**Directions:** Select, from the data, each line where "into" occurs.
---- Records
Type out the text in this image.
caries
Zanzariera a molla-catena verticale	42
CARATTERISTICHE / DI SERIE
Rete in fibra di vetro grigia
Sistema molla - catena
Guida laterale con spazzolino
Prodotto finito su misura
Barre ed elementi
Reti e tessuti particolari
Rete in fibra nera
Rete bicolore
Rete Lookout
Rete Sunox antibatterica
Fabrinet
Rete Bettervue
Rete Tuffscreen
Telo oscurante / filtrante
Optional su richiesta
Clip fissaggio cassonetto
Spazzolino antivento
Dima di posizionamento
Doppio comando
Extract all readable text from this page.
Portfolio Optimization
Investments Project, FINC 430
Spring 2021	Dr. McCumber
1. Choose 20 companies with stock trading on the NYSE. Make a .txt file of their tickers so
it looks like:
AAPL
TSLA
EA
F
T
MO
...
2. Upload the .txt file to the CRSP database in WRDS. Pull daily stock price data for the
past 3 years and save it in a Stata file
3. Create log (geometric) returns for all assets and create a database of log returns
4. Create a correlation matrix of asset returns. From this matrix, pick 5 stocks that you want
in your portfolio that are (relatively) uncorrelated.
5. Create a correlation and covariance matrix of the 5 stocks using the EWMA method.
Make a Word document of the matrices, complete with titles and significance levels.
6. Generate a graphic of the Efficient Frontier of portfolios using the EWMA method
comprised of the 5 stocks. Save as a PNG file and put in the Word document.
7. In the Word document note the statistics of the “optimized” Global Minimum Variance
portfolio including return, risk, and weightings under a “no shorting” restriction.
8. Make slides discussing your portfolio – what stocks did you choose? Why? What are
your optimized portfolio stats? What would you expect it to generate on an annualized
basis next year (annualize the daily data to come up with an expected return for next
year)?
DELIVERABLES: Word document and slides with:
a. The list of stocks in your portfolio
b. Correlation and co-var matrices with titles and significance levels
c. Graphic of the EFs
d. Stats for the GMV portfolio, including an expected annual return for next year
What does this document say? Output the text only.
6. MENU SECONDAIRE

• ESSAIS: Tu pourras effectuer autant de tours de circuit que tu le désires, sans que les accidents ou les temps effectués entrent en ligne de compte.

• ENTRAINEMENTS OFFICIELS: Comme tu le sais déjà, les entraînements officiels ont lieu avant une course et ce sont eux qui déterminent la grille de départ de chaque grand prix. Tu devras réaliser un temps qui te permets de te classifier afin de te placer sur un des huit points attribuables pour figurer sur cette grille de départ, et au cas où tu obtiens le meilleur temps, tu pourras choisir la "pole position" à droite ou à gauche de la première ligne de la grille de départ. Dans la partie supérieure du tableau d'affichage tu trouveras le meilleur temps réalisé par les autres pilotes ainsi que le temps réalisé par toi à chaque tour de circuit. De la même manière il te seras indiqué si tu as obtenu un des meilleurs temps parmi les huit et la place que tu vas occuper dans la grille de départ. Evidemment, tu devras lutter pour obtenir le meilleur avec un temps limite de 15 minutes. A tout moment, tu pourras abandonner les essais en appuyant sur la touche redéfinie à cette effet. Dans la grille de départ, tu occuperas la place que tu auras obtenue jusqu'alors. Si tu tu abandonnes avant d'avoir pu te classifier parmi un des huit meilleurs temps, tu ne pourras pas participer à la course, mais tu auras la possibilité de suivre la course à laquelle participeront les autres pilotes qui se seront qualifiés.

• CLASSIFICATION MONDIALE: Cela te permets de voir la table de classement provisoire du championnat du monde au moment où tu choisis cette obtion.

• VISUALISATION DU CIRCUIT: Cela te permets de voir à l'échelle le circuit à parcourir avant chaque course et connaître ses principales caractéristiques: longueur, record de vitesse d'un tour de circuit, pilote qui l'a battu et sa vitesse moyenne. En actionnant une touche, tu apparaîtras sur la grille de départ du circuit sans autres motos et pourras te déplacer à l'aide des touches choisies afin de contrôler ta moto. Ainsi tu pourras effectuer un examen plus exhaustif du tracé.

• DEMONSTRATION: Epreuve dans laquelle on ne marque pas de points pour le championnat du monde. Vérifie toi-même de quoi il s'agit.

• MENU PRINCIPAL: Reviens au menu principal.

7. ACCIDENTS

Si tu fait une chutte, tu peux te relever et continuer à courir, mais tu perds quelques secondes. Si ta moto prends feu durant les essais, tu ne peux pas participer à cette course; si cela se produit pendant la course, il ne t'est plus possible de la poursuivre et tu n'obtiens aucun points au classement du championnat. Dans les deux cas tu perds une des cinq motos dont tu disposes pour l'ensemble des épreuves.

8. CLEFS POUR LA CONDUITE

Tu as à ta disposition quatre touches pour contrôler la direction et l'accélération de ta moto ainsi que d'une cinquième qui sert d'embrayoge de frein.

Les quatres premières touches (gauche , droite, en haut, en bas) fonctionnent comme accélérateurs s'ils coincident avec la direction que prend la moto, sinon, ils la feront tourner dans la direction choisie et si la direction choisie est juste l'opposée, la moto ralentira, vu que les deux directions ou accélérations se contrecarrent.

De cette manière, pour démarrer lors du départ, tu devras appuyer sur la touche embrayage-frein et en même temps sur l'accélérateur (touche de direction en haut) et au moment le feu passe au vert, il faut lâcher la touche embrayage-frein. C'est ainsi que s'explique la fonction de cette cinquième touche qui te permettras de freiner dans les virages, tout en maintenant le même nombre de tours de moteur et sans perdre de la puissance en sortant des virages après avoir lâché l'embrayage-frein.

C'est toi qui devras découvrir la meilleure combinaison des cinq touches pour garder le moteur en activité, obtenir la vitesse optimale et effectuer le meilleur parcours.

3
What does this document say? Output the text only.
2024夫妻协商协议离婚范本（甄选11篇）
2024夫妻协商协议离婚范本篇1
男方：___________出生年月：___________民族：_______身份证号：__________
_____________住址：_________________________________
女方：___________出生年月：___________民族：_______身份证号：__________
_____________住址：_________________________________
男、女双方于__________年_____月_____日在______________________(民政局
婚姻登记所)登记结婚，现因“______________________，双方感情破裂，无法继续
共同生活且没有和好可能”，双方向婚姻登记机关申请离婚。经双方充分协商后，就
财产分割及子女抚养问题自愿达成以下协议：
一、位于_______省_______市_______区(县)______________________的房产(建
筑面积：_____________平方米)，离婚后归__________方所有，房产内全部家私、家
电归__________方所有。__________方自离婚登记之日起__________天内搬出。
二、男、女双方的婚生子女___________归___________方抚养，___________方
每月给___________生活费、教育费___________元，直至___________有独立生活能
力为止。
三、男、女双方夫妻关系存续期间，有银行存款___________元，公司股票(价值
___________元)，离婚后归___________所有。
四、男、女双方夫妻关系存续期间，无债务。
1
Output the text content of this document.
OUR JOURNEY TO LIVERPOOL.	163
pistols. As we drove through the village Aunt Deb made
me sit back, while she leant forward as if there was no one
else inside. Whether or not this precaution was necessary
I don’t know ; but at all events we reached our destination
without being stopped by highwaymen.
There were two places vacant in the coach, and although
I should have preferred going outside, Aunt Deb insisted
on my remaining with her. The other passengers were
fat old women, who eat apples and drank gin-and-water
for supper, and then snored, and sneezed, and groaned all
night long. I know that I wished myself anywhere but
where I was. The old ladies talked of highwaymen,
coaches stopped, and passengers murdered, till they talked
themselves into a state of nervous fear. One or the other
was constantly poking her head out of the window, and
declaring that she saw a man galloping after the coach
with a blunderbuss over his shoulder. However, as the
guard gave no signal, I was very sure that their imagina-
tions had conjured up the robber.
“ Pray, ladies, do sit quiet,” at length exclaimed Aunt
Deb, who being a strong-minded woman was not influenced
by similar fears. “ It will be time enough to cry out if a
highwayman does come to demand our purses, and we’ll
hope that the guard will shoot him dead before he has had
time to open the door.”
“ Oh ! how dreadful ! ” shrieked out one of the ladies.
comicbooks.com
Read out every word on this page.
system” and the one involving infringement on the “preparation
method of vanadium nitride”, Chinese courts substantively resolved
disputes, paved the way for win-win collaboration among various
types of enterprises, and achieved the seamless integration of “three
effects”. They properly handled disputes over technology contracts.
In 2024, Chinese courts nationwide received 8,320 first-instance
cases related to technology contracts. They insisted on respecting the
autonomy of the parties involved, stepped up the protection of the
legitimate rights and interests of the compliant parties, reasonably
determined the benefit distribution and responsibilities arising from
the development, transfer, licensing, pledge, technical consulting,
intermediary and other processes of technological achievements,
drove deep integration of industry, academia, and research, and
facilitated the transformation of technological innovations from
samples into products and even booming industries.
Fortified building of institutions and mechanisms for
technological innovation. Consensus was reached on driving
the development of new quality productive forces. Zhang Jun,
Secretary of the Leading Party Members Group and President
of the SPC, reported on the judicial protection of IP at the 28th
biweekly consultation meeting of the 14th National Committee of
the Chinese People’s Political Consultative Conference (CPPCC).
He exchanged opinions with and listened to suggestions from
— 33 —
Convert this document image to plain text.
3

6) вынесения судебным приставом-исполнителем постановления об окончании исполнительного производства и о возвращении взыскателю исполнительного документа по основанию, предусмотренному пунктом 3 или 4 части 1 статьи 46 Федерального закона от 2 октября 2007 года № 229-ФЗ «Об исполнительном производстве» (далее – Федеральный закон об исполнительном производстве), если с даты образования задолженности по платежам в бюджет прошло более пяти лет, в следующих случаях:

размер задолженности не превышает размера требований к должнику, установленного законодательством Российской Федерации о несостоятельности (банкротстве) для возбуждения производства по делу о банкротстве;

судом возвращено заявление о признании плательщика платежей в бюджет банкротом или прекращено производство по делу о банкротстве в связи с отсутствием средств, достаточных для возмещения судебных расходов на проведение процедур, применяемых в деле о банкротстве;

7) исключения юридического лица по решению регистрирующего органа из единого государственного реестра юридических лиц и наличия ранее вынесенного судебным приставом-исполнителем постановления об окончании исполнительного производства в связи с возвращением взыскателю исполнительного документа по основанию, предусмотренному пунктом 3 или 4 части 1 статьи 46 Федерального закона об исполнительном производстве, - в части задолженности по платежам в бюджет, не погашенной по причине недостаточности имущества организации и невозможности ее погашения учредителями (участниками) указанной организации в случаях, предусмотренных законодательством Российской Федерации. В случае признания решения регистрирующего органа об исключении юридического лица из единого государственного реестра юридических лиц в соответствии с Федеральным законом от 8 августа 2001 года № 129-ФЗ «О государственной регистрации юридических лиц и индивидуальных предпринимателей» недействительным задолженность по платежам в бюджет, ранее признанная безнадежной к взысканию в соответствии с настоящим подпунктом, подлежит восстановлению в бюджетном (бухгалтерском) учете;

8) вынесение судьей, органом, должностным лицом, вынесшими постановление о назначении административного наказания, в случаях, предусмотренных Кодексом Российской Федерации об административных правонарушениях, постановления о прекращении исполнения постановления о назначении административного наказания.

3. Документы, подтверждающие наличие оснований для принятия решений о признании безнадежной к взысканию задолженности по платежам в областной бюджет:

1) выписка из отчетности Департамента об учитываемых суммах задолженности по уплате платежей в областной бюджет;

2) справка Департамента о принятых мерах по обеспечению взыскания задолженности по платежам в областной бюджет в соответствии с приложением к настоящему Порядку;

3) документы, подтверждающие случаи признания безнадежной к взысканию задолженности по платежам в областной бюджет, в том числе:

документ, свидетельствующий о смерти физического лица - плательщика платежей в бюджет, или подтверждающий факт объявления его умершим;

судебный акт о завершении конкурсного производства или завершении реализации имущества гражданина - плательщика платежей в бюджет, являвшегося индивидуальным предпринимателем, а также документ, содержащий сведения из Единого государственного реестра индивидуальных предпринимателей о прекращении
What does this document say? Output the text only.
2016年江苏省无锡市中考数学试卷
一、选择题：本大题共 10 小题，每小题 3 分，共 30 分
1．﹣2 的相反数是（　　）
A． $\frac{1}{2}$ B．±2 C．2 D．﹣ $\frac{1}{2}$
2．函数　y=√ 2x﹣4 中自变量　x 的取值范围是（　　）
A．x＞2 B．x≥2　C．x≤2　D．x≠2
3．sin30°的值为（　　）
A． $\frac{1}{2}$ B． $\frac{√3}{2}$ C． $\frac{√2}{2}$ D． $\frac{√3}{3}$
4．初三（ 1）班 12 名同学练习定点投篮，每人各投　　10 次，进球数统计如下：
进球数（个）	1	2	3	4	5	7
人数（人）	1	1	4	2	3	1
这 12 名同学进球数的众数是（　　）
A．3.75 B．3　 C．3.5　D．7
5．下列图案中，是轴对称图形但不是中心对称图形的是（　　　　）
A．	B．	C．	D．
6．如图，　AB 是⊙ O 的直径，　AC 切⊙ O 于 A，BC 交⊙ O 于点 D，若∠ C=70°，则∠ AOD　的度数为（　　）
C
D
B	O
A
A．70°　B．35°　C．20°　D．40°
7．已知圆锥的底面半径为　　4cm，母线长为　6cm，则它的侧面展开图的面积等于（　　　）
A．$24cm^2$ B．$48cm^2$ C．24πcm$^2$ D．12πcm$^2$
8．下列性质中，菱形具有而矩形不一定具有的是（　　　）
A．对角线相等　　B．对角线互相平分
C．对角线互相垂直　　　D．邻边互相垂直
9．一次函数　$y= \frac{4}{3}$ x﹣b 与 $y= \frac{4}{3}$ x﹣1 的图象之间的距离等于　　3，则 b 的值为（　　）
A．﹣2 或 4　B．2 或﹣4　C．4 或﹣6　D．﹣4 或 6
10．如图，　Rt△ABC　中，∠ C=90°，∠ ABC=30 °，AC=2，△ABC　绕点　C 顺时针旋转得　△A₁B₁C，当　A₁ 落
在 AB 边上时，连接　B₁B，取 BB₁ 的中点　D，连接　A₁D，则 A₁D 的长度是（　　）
--------
**Solution to this exercise:**
themselves into a state of nervous fear. One or the other
samples into products and even booming industries.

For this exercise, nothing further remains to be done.